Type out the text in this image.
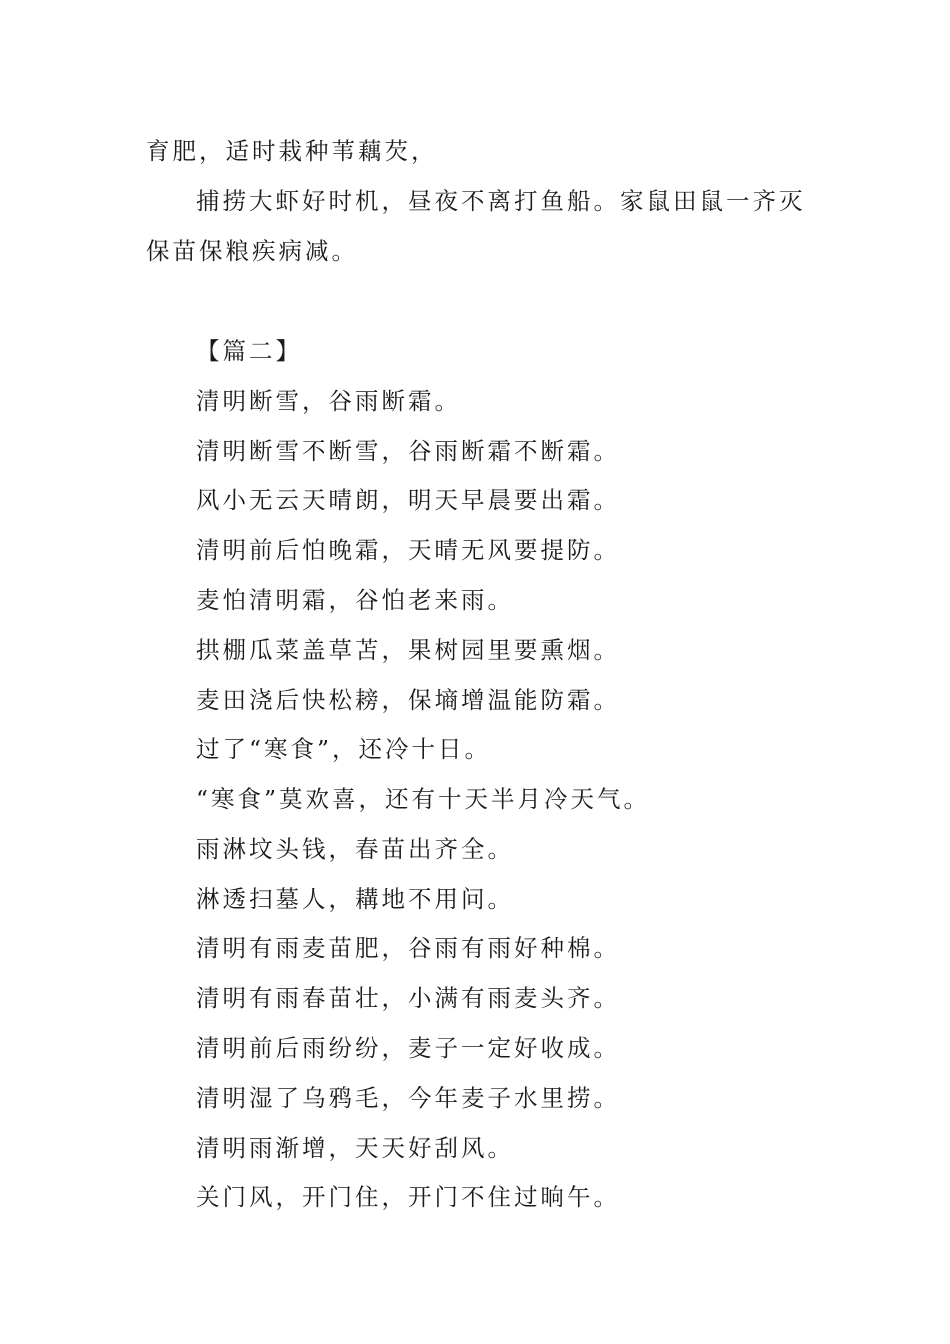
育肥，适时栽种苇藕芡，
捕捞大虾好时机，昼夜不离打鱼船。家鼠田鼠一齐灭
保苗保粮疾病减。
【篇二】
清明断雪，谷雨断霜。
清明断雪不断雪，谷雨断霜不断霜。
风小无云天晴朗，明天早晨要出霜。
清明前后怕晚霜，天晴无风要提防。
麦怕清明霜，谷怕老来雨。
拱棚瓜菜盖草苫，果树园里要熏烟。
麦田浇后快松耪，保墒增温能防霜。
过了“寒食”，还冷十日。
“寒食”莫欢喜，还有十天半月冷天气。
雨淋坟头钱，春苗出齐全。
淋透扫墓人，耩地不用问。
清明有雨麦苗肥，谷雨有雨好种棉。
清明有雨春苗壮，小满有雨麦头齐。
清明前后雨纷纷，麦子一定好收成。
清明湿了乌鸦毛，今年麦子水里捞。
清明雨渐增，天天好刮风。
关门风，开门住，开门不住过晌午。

[To do]: Please transcribe the material above exactly as written. Leave the pictures out.

[Answer to this exercise]:
Type out the text in this image.
育肥，适时栽种苇藕芡，
捕捞大虾好时机，昼夜不离打鱼船。家鼠田鼠一齐灭
保苗保粮疾病减。
【篇二】
清明断雪，谷雨断霜。
清明断雪不断雪，谷雨断霜不断霜。
风小无云天晴朗，明天早晨要出霜。
清明前后怕晚霜，天晴无风要提防。
麦怕清明霜，谷怕老来雨。
拱棚瓜菜盖草苫，果树园里要熏烟。
麦田浇后快松耪，保墒增温能防霜。
过了“寒食”，还冷十日。
“寒食”莫欢喜，还有十天半月冷天气。
雨淋坟头钱，春苗出齐全。
淋透扫墓人，耩地不用问。
清明有雨麦苗肥，谷雨有雨好种棉。
清明有雨春苗壮，小满有雨麦头齐。
清明前后雨纷纷，麦子一定好收成。
清明湿了乌鸦毛，今年麦子水里捞。
清明雨渐增，天天好刮风。
关门风，开门住，开门不住过晌午。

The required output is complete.